**Goal**
Reproduce all lines of the listing below in which the word "screenshot" occurs.

◆ ◆ ◆

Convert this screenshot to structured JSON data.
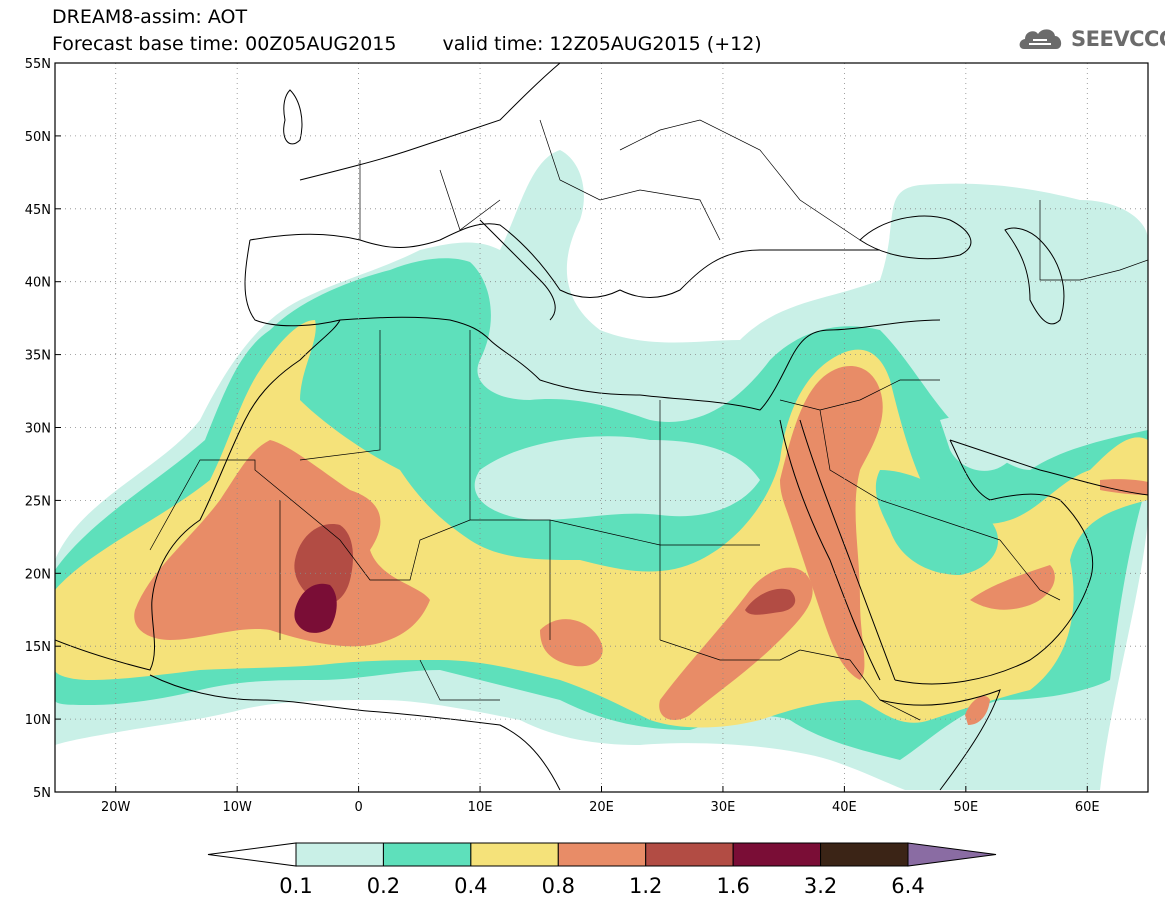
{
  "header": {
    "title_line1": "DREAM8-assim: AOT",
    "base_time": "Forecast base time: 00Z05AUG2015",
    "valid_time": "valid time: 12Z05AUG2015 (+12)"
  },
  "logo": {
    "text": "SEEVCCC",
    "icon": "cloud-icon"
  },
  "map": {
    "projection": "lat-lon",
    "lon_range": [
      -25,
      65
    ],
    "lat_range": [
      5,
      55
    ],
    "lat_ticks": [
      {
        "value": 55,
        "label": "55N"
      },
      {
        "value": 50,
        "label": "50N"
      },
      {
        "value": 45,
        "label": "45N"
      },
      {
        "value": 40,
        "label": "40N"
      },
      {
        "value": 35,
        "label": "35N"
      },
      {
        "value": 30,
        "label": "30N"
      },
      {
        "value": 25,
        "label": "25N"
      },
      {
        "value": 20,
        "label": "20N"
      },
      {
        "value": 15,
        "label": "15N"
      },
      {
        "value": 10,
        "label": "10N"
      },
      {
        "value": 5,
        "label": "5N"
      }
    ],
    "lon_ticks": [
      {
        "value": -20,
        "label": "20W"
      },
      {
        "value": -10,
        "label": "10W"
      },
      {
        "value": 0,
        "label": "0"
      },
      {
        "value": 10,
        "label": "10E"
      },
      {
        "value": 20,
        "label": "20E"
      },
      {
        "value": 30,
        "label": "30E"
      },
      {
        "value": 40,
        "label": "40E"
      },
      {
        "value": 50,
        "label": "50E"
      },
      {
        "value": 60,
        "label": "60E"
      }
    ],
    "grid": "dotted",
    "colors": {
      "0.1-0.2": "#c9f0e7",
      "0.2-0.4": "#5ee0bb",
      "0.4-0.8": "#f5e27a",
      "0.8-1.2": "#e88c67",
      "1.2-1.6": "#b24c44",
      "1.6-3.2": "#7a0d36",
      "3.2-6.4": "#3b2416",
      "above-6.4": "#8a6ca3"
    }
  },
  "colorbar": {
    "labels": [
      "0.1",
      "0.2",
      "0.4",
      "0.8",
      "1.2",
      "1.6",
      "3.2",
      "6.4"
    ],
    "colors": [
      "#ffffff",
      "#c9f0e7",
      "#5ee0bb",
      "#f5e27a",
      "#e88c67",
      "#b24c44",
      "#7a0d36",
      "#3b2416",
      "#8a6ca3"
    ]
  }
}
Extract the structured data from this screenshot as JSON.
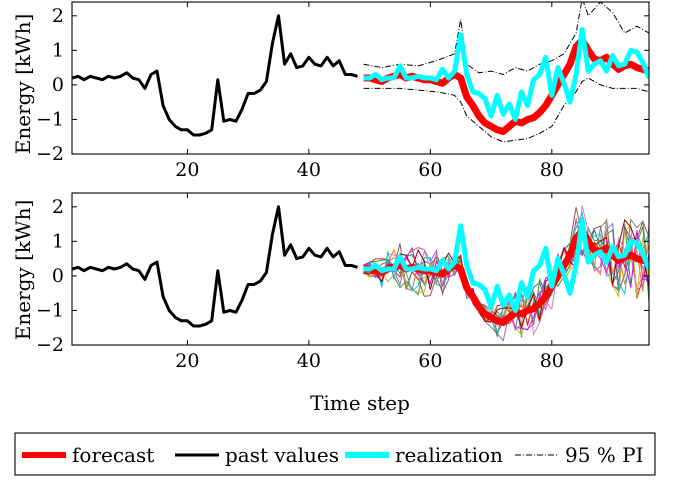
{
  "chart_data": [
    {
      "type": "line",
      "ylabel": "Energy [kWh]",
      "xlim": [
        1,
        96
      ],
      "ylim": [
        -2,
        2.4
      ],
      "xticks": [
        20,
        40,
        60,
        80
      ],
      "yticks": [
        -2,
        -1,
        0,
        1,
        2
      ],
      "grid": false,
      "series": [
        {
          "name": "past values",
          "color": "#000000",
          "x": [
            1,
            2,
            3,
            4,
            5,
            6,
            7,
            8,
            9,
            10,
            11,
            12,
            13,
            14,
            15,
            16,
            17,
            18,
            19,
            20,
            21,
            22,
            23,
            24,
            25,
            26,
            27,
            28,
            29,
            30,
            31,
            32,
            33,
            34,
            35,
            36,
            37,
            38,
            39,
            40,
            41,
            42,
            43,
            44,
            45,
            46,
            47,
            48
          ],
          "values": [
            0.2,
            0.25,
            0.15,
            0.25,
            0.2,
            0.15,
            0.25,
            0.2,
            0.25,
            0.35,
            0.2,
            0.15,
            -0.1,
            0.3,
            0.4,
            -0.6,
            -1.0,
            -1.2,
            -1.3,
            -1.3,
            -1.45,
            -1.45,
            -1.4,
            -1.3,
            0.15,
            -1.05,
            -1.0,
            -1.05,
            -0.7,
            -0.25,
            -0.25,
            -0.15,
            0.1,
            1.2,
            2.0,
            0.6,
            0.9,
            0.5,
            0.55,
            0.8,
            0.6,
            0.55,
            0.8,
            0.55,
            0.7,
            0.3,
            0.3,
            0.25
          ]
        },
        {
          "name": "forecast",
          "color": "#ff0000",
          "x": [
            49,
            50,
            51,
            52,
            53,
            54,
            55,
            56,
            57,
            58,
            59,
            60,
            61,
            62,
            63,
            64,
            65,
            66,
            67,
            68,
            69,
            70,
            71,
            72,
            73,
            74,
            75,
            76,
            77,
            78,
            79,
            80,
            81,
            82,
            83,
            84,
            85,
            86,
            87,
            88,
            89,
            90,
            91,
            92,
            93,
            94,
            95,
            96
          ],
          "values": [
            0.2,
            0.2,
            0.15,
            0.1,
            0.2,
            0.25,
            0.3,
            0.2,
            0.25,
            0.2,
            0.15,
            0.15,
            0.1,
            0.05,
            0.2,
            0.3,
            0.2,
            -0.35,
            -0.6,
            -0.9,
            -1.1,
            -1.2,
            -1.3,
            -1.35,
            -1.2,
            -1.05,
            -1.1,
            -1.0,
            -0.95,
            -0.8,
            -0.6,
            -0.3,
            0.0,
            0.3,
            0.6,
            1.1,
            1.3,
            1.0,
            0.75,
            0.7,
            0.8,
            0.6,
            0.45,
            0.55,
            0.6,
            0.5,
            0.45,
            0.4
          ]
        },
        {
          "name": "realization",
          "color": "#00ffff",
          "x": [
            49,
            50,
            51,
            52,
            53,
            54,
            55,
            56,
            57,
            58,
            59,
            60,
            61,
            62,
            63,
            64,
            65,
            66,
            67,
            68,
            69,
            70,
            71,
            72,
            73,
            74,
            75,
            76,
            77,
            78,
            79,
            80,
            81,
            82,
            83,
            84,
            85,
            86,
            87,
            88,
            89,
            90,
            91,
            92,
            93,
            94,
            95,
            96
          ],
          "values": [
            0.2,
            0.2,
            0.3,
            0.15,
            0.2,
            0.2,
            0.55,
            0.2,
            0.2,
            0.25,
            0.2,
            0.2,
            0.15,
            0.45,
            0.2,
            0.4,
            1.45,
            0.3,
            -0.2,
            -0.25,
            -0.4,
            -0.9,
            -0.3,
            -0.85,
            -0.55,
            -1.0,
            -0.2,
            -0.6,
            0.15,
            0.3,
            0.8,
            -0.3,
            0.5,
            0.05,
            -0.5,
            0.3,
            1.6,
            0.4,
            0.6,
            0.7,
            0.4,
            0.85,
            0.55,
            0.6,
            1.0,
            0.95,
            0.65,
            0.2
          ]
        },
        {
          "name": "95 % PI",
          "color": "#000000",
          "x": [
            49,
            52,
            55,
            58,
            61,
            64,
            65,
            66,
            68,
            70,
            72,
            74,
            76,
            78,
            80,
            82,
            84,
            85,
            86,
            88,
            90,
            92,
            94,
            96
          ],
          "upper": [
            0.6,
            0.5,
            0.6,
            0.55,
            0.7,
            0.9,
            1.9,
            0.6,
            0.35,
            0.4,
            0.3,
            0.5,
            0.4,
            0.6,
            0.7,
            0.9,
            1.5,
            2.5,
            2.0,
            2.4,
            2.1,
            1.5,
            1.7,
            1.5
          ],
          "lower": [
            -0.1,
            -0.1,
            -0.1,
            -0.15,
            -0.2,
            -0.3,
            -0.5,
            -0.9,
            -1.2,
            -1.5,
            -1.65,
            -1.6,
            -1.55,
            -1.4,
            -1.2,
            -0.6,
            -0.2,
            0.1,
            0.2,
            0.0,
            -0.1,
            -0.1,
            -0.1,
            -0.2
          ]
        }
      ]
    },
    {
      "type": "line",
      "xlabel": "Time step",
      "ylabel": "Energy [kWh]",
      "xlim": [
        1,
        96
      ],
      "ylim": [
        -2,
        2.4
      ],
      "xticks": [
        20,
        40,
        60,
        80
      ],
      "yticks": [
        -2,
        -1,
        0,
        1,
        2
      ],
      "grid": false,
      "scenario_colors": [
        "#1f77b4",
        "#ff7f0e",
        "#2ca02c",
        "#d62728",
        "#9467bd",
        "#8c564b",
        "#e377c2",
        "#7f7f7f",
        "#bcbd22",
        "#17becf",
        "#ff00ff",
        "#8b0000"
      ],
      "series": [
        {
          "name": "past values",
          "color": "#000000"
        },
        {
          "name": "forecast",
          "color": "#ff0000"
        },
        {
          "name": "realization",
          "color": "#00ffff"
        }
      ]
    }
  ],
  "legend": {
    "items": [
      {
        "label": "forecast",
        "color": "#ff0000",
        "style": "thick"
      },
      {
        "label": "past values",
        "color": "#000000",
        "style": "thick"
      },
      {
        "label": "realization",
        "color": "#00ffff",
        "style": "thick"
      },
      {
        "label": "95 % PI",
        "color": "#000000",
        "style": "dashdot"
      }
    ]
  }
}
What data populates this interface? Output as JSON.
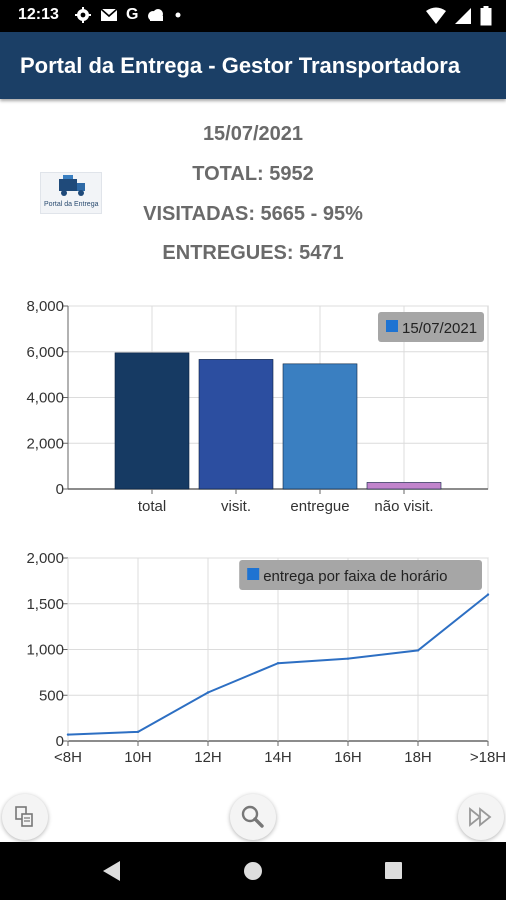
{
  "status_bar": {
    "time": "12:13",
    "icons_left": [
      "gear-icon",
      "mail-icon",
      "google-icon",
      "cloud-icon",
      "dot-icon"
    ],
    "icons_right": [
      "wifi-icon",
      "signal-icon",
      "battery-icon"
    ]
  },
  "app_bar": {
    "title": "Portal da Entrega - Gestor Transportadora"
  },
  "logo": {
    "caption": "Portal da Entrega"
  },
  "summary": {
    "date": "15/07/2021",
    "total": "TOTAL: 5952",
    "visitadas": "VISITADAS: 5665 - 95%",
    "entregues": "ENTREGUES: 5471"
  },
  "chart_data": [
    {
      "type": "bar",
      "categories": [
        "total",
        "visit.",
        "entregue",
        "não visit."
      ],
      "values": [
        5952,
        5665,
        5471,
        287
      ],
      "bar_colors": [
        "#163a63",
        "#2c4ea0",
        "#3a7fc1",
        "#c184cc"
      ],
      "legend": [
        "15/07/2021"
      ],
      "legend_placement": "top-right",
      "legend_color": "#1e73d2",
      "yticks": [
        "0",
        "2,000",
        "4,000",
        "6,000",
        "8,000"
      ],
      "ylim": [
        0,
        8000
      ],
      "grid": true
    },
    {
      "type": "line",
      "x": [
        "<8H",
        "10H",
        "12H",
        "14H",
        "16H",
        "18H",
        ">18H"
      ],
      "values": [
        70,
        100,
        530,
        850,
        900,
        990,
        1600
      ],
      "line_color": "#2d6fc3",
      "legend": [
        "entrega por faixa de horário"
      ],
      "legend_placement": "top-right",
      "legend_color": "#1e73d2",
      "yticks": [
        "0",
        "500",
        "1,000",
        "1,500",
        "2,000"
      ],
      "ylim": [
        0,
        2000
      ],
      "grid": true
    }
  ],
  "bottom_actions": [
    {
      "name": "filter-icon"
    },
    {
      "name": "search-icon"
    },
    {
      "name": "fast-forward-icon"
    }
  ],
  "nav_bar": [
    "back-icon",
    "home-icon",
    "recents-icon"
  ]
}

◆ ◆ ◆

**Output for this exercise**
Convert this screenshot to structured JSON data.
Extract the structured data from this screenshot as JSON.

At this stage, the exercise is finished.